Given information:
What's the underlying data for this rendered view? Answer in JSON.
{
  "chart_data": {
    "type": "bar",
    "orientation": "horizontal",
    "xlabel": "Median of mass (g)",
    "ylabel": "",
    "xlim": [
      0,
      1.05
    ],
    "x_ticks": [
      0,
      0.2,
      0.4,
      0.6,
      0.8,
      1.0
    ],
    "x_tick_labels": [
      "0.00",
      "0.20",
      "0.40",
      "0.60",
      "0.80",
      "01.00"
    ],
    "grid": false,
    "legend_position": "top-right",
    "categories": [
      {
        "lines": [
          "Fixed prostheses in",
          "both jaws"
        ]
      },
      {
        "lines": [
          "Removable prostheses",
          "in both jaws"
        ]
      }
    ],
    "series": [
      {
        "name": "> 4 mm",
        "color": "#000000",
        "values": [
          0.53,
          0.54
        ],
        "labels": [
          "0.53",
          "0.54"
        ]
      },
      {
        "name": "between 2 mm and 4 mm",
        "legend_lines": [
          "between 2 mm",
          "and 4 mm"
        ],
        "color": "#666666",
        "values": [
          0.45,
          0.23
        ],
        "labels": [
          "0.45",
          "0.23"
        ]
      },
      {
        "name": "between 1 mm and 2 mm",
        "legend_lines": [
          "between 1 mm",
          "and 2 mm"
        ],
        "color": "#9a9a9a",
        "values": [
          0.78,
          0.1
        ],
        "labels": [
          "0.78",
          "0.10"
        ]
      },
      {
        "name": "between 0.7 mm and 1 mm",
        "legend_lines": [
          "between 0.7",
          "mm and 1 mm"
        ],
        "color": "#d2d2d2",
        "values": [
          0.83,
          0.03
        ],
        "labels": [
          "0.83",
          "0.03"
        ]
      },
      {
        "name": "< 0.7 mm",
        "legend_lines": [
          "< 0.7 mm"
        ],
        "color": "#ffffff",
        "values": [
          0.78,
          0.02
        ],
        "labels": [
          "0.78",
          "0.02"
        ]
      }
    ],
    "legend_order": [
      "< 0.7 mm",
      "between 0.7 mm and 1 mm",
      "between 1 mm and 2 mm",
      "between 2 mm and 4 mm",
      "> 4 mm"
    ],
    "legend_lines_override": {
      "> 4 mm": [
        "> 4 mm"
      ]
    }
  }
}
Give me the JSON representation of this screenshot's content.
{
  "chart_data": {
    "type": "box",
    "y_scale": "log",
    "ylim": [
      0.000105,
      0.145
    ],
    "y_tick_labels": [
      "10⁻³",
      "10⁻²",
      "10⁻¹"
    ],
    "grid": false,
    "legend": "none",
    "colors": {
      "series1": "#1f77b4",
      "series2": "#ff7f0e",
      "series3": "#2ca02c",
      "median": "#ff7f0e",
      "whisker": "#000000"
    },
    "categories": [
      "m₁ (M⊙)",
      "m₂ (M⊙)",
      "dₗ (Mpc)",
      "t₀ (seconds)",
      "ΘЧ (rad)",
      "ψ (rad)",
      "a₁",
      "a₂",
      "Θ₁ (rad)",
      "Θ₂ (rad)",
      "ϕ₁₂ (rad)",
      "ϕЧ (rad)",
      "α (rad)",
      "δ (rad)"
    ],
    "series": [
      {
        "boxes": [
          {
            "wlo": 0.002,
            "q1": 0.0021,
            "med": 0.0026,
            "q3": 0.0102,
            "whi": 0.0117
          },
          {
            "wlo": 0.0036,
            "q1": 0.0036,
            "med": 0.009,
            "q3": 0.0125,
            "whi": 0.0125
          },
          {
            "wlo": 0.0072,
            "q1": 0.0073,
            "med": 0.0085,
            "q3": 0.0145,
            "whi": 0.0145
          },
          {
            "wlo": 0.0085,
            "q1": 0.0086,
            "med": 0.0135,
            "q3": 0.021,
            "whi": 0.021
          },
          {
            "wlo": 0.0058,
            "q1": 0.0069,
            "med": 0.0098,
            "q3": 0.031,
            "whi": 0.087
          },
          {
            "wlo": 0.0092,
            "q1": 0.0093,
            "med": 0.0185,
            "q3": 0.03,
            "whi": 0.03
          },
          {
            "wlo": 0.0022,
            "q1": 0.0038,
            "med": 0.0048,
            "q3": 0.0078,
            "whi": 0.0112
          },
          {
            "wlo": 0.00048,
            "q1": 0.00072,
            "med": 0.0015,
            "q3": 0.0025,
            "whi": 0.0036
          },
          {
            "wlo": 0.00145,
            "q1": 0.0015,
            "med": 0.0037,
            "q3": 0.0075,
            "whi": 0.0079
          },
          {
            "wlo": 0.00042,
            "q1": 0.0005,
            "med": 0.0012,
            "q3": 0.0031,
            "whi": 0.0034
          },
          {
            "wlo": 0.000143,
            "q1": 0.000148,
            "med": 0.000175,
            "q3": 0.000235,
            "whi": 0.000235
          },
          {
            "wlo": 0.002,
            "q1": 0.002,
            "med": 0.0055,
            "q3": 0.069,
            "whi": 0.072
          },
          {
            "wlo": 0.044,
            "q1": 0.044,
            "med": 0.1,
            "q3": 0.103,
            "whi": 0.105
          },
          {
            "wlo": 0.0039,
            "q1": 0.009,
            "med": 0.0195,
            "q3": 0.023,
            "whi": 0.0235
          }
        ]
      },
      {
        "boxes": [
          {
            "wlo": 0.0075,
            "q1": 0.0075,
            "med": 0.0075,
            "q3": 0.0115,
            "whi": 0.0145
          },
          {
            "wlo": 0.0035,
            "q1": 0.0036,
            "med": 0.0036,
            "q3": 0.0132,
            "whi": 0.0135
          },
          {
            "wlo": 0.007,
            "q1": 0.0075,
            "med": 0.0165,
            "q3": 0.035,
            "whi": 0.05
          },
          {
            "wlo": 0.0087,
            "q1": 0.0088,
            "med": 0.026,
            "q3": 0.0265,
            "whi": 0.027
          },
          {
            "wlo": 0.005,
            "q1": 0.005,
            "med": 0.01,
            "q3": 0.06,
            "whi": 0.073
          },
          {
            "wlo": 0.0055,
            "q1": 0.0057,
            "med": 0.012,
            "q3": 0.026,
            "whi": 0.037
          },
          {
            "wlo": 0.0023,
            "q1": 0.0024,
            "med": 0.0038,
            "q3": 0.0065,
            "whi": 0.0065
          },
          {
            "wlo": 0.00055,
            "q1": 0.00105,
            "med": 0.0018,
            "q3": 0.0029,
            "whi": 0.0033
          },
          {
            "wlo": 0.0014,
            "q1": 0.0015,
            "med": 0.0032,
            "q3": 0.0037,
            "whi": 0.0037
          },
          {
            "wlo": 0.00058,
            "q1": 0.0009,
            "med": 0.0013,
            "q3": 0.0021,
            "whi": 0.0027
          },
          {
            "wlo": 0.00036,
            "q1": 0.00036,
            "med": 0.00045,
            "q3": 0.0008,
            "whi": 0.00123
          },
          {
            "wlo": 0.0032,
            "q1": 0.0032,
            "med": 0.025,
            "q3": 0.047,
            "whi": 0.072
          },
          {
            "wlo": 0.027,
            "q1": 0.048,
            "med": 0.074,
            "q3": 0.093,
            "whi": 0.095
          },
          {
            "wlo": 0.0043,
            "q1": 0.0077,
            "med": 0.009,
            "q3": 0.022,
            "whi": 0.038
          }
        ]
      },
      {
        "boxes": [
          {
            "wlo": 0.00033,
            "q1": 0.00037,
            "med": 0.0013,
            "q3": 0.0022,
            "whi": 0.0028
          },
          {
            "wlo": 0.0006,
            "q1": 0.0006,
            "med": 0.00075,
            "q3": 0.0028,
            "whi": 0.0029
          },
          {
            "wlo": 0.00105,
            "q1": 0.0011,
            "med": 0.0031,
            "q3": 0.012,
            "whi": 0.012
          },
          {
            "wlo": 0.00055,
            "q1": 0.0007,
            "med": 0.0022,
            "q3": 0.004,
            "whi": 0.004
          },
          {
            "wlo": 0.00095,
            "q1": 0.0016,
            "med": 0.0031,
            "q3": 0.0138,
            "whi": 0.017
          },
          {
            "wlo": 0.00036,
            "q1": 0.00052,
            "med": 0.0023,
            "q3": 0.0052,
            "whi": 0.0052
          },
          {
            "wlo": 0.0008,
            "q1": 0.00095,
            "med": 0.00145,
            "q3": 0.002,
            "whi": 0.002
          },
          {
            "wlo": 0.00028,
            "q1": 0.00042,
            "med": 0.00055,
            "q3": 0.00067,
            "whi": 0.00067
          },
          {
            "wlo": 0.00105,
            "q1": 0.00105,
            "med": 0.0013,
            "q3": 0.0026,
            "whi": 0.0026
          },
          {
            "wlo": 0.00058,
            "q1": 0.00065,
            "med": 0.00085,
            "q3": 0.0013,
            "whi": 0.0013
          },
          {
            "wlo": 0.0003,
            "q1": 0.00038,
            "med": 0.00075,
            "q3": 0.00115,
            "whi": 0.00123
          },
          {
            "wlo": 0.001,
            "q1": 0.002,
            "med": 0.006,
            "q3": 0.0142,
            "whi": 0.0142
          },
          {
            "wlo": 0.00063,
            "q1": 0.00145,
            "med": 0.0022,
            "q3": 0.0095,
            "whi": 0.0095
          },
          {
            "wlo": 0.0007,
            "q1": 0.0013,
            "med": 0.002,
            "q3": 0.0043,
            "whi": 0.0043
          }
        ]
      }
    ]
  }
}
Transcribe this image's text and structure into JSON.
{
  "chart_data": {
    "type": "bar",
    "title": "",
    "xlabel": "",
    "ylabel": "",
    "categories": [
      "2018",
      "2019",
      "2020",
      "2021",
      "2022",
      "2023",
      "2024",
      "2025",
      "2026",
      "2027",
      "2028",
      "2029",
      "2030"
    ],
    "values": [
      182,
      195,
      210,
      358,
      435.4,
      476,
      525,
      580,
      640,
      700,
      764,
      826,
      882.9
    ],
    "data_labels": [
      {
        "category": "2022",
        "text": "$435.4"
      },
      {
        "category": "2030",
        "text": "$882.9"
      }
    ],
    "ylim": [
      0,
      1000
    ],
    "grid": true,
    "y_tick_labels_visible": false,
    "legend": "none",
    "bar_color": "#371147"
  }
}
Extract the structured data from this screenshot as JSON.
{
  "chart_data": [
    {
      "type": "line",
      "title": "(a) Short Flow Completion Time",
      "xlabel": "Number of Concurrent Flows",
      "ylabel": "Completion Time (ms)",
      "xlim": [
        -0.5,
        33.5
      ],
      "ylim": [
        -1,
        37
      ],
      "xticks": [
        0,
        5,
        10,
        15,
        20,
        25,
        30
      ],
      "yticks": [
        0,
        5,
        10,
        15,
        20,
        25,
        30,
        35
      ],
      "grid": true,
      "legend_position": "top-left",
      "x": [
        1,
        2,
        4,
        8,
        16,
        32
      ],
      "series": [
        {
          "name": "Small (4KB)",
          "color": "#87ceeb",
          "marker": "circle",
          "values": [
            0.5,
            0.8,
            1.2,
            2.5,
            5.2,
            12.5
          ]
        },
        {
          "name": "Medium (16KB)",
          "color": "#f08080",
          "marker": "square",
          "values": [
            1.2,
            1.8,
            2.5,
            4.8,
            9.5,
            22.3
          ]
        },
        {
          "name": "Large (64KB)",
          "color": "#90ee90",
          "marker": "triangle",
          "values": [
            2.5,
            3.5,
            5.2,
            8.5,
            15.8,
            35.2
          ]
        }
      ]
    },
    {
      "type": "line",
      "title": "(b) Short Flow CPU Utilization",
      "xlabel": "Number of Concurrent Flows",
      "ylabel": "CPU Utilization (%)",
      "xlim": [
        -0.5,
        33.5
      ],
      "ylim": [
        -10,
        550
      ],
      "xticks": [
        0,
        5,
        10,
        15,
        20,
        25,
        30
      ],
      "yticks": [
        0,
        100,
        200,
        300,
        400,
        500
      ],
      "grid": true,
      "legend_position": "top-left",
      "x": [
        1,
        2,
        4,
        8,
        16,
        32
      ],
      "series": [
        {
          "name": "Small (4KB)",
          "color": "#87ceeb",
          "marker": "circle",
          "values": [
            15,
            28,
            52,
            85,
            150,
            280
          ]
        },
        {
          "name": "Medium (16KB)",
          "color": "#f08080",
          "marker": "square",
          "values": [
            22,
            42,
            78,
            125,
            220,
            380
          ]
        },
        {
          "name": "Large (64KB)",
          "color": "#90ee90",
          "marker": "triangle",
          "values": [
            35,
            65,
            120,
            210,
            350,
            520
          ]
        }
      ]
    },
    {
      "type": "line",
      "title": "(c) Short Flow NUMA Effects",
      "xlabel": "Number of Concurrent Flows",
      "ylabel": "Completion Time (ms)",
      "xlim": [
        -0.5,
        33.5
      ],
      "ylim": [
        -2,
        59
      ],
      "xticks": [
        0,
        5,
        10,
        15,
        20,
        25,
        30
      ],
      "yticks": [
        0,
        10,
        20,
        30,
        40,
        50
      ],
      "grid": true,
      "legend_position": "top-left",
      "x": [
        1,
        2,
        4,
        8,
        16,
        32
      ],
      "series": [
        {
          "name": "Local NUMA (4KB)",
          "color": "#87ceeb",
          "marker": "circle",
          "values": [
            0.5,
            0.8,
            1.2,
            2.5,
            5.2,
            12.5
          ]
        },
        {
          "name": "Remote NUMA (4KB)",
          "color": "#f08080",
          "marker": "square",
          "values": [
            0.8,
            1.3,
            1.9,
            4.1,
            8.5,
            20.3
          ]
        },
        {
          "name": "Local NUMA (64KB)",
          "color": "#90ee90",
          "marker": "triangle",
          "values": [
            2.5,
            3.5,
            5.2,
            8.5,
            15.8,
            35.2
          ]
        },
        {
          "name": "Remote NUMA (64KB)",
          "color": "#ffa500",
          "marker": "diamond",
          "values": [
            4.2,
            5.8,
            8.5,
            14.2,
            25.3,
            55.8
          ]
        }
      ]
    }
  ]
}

Goal:
Using the listing above, list every line in which the string "Remote" occurs.

Response to the exercise:
          "name": "Remote NUMA (4KB)",
          "name": "Remote NUMA (64KB)",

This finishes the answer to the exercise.